Task statement:
Can you copy the lines from the one that contains "Extract the structured" through the end of the material below, exactly and with nothing else?

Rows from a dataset
--

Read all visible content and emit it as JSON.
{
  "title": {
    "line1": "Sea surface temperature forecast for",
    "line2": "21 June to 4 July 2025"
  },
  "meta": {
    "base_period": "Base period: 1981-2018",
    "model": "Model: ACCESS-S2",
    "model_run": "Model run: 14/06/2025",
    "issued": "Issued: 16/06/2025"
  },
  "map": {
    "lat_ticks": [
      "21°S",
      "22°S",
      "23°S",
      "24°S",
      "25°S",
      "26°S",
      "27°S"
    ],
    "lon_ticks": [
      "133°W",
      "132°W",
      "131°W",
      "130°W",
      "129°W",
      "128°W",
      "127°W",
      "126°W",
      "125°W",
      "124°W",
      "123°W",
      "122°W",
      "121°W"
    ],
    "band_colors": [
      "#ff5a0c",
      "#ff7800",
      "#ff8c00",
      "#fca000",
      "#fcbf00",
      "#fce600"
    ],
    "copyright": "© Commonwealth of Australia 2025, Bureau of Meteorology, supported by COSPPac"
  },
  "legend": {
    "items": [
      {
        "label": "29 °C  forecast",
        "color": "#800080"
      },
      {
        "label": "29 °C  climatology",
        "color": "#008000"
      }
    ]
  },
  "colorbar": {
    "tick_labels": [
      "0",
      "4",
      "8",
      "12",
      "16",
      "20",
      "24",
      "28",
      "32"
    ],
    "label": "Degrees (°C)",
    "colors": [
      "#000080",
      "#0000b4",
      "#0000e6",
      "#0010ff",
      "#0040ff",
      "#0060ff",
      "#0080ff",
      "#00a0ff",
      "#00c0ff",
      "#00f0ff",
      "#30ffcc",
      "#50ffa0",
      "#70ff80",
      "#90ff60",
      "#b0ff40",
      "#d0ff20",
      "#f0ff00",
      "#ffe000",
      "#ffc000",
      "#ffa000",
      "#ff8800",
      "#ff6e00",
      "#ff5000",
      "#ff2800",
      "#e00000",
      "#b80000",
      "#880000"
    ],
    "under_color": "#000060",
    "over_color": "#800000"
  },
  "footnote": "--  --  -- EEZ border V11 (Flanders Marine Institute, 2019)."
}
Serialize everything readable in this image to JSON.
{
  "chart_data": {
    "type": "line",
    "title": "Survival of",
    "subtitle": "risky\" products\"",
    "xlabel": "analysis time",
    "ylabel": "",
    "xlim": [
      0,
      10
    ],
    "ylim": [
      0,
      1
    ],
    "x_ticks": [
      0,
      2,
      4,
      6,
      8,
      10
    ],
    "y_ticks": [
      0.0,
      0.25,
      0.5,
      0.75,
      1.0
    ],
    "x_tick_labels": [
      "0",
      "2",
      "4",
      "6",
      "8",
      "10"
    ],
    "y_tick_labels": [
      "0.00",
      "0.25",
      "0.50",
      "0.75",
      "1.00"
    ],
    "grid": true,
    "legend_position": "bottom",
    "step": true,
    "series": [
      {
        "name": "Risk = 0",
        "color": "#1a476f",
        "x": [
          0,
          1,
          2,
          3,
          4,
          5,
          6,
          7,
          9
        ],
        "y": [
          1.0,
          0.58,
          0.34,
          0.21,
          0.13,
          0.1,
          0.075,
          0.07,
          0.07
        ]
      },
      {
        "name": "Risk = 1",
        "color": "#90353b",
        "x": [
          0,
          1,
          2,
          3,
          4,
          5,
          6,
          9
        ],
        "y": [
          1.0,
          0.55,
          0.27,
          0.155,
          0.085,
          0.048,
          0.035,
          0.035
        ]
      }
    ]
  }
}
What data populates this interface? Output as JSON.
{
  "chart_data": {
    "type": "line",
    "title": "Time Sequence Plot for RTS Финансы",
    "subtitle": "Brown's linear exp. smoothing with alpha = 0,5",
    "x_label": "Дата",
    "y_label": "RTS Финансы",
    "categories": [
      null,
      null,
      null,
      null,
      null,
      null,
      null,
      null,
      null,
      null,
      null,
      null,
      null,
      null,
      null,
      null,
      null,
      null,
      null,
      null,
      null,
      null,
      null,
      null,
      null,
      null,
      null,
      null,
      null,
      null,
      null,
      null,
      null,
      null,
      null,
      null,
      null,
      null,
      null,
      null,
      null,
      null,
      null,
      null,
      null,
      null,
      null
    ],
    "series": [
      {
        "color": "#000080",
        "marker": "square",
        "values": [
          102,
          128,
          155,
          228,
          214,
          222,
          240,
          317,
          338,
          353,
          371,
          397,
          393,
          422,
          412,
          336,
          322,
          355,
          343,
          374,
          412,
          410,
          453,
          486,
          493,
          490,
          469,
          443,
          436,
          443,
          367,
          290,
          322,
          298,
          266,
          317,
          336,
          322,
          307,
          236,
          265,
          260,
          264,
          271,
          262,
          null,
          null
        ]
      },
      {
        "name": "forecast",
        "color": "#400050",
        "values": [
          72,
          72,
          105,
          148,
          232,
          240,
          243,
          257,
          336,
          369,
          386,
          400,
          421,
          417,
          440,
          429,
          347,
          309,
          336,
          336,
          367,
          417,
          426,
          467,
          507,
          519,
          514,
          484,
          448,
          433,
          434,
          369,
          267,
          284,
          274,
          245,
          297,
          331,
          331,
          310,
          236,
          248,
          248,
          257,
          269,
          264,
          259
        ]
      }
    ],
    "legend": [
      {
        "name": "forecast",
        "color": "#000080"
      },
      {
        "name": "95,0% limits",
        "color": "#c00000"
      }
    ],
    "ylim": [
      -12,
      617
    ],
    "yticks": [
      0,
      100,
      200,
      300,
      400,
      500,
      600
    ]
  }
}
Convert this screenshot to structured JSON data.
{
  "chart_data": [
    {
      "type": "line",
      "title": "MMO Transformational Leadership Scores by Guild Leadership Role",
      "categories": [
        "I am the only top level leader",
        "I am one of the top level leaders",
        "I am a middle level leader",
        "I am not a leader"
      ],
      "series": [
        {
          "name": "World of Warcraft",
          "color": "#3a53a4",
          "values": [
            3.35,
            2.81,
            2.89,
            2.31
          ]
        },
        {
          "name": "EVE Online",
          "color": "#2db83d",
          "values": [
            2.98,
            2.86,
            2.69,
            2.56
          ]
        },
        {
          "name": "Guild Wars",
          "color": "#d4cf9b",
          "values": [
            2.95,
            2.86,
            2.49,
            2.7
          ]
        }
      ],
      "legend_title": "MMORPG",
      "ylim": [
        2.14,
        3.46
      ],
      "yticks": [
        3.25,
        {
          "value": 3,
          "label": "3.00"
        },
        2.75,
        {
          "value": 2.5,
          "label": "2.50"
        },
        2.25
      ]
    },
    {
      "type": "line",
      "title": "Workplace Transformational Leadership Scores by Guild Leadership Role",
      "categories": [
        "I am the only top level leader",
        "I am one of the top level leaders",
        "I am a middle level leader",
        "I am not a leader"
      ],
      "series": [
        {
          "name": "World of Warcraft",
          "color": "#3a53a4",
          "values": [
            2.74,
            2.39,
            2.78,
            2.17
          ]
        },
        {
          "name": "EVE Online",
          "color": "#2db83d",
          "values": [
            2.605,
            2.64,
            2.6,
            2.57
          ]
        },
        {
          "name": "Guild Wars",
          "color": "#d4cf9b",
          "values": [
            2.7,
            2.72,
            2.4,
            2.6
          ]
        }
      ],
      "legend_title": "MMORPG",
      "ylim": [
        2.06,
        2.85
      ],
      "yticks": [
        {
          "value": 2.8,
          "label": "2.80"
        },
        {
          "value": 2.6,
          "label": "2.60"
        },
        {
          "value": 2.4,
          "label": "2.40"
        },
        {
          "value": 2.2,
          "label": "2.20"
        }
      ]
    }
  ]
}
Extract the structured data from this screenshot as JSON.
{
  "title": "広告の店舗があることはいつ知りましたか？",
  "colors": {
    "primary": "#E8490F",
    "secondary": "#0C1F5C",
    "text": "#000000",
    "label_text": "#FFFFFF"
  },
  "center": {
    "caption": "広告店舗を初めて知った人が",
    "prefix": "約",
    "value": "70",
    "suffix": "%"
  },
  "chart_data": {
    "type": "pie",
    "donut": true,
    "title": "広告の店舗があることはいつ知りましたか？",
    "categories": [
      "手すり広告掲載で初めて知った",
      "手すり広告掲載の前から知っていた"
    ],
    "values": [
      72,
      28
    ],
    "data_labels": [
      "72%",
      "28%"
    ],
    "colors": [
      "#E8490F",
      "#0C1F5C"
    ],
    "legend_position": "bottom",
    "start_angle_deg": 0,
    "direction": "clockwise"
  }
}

--

Written solution:
Extract the structured data from this screenshot as JSON.
{
  "title": "広告の店舗があることはいつ知りましたか？",
  "colors": {
    "primary": "#E8490F",
    "secondary": "#0C1F5C",
    "text": "#000000",
    "label_text": "#FFFFFF"
  },
  "center": {
    "caption": "広告店舗を初めて知った人が",
    "prefix": "約",
    "value": "70",
    "suffix": "%"
  },
  "chart_data": {
    "type": "pie",
    "donut": true,
    "title": "広告の店舗があることはいつ知りましたか？",
    "categories": [
      "手すり広告掲載で初めて知った",
      "手すり広告掲載の前から知っていた"
    ],
    "values": [
      72,
      28
    ],
    "data_labels": [
      "72%",
      "28%"
    ],
    "colors": [
      "#E8490F",
      "#0C1F5C"
    ],
    "legend_position": "bottom",
    "start_angle_deg": 0,
    "direction": "clockwise"
  }
}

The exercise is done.